Saved entries:
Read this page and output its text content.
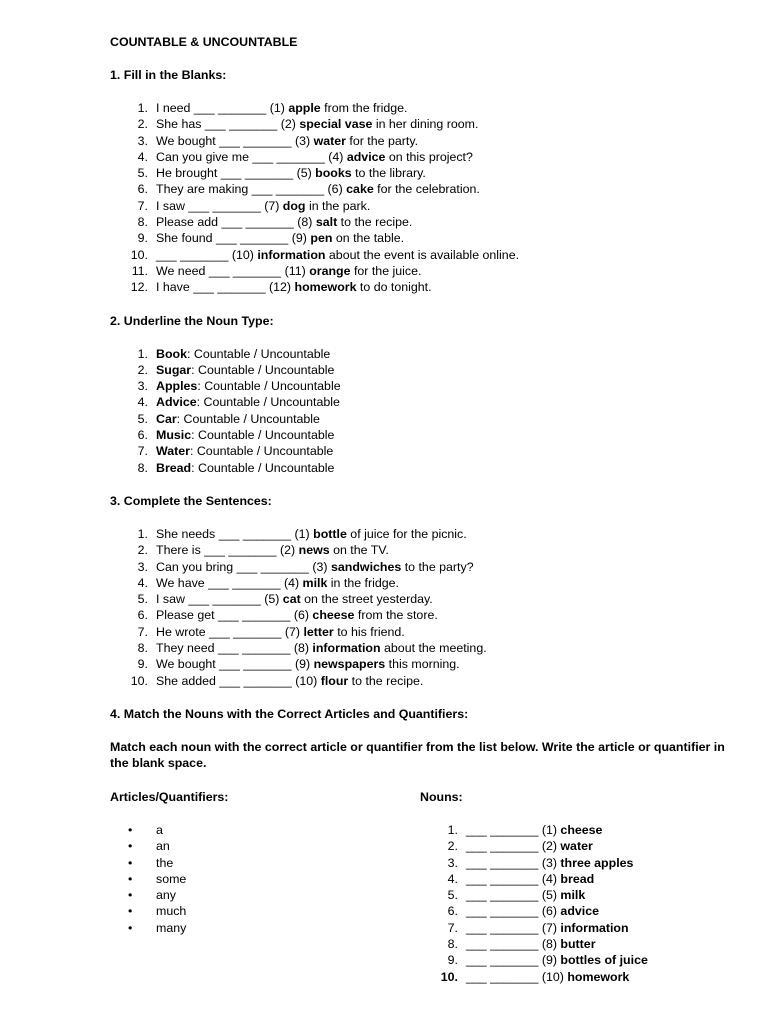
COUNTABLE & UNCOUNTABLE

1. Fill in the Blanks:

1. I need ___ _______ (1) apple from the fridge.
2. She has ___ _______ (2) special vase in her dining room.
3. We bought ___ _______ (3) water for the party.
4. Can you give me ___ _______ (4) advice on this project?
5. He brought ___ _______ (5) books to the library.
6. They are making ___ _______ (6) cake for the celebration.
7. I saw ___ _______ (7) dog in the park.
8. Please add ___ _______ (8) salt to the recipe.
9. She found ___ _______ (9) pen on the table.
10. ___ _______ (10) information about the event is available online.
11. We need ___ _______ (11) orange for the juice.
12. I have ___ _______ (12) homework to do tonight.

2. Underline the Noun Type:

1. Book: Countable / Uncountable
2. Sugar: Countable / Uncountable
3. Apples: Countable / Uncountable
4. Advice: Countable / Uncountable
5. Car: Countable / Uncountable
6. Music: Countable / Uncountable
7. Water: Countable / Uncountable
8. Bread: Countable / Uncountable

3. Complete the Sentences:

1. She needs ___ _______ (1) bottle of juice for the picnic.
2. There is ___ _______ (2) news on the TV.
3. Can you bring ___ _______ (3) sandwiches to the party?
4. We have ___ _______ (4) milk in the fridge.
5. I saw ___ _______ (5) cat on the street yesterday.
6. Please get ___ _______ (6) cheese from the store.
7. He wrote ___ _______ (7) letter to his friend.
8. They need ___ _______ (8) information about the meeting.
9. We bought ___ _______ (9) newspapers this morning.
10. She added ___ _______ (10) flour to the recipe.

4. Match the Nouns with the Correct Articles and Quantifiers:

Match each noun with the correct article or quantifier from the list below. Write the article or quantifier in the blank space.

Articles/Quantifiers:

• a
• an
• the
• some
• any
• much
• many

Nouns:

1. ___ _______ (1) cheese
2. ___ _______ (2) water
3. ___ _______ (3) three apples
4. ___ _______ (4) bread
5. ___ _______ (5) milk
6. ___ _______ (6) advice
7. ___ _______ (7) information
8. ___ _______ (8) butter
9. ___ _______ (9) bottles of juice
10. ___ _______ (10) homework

* * *

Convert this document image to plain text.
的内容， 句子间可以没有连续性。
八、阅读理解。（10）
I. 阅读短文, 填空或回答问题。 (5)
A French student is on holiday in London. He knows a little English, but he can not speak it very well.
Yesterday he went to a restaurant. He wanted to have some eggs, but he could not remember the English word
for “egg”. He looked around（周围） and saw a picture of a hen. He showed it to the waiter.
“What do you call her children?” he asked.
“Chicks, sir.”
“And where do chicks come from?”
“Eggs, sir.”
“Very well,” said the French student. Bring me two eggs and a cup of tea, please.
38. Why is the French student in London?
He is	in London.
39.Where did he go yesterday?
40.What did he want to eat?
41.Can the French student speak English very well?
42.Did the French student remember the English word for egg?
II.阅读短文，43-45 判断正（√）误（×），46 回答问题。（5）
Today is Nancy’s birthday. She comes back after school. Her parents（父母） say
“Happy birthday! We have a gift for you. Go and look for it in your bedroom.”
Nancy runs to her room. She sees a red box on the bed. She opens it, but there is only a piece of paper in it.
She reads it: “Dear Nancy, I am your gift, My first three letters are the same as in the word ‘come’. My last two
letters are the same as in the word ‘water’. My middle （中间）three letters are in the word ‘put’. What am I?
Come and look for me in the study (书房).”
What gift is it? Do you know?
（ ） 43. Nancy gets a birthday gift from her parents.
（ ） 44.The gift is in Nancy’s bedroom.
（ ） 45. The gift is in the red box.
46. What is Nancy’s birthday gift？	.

**PROBLEM TO WORK ON**
Look through the entries above and count each line holding "homework"; report the count alone.

**EXERCISE ANSWER**
2